• _BRIEF_
Return all the data below as it stands, minus the pictures.

Dataset entries:
□ □ □ □

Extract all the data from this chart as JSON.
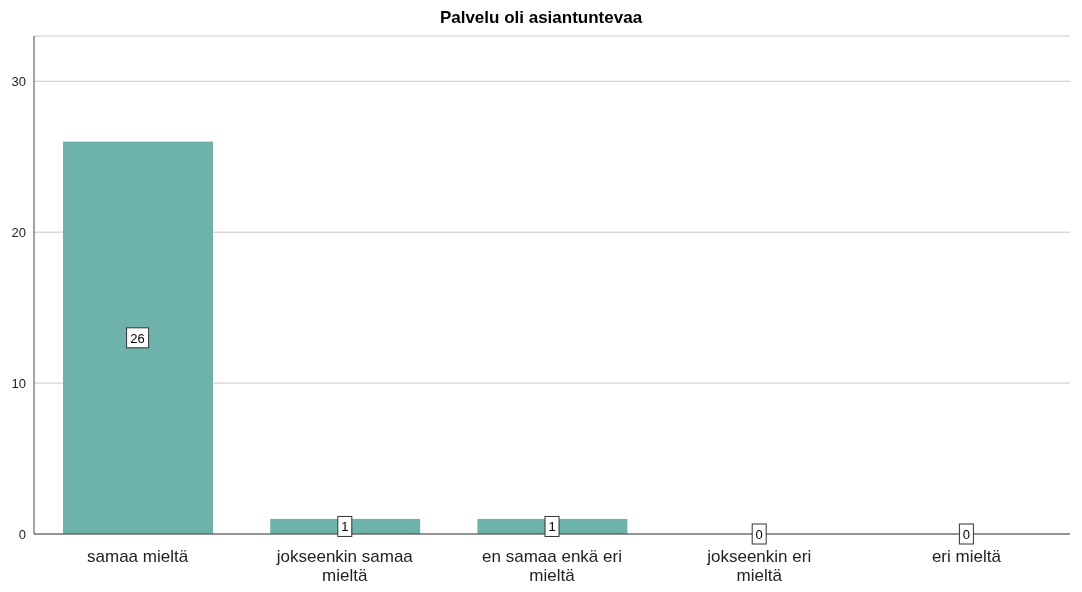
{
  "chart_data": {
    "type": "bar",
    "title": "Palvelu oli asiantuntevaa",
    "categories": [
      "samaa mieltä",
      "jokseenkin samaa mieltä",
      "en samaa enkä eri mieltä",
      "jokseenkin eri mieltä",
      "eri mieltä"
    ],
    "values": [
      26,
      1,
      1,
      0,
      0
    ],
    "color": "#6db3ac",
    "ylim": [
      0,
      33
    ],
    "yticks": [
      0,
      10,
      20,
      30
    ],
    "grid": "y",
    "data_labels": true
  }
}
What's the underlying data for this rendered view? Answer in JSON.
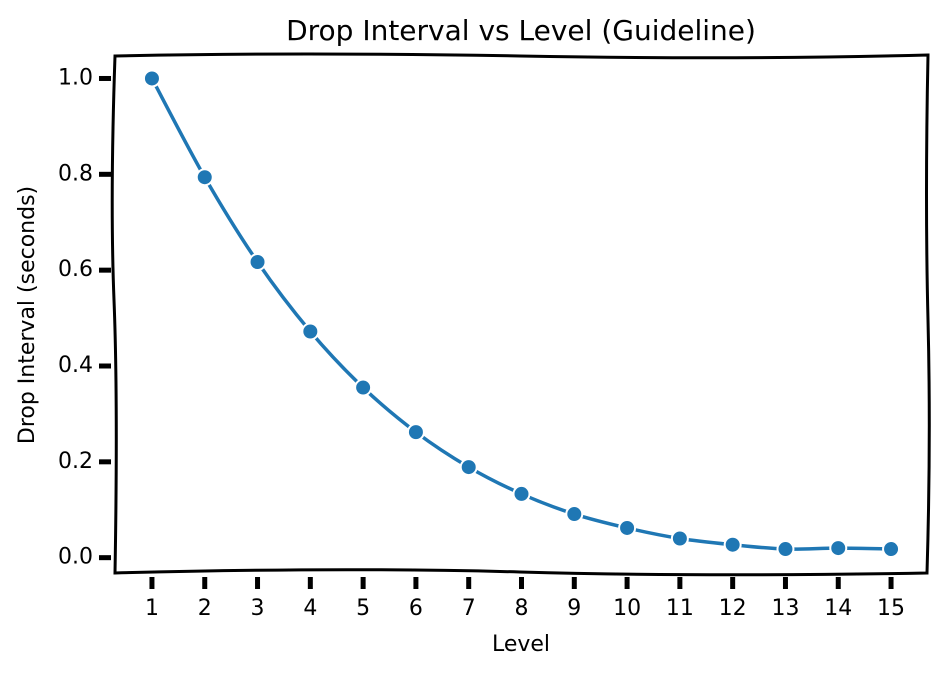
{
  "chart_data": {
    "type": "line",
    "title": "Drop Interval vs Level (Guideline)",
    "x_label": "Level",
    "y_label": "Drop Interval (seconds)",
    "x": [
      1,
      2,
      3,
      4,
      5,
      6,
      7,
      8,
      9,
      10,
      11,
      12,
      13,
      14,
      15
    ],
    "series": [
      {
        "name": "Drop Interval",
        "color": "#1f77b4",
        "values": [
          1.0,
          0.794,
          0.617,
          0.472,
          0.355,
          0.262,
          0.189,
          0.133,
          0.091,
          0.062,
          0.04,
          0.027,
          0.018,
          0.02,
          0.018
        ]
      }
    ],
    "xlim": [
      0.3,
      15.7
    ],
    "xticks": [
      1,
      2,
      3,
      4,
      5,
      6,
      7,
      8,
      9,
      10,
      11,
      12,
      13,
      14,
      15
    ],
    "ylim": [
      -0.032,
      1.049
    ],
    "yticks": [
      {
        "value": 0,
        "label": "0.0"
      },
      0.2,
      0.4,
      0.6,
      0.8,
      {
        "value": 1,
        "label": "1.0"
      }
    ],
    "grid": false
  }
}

□ □ □ □

• _WRITTEN RESPONSE_
Extract all the data from this chart as JSON.
{
  "chart_data": {
    "type": "bar",
    "title": "Palvelu oli asiantuntevaa",
    "categories": [
      "samaa mieltä",
      "jokseenkin samaa mieltä",
      "en samaa enkä eri mieltä",
      "jokseenkin eri mieltä",
      "eri mieltä"
    ],
    "values": [
      26,
      1,
      1,
      0,
      0
    ],
    "color": "#6db3ac",
    "ylim": [
      0,
      33
    ],
    "yticks": [
      0,
      10,
      20,
      30
    ],
    "grid": "y",
    "data_labels": true
  }
}
What's the underlying data for this rendered view? Answer in JSON.
{
  "chart_data": {
    "type": "line",
    "title": "Drop Interval vs Level (Guideline)",
    "x_label": "Level",
    "y_label": "Drop Interval (seconds)",
    "x": [
      1,
      2,
      3,
      4,
      5,
      6,
      7,
      8,
      9,
      10,
      11,
      12,
      13,
      14,
      15
    ],
    "series": [
      {
        "name": "Drop Interval",
        "color": "#1f77b4",
        "values": [
          1.0,
          0.794,
          0.617,
          0.472,
          0.355,
          0.262,
          0.189,
          0.133,
          0.091,
          0.062,
          0.04,
          0.027,
          0.018,
          0.02,
          0.018
        ]
      }
    ],
    "xlim": [
      0.3,
      15.7
    ],
    "xticks": [
      1,
      2,
      3,
      4,
      5,
      6,
      7,
      8,
      9,
      10,
      11,
      12,
      13,
      14,
      15
    ],
    "ylim": [
      -0.032,
      1.049
    ],
    "yticks": [
      {
        "value": 0,
        "label": "0.0"
      },
      0.2,
      0.4,
      0.6,
      0.8,
      {
        "value": 1,
        "label": "1.0"
      }
    ],
    "grid": false
  }
}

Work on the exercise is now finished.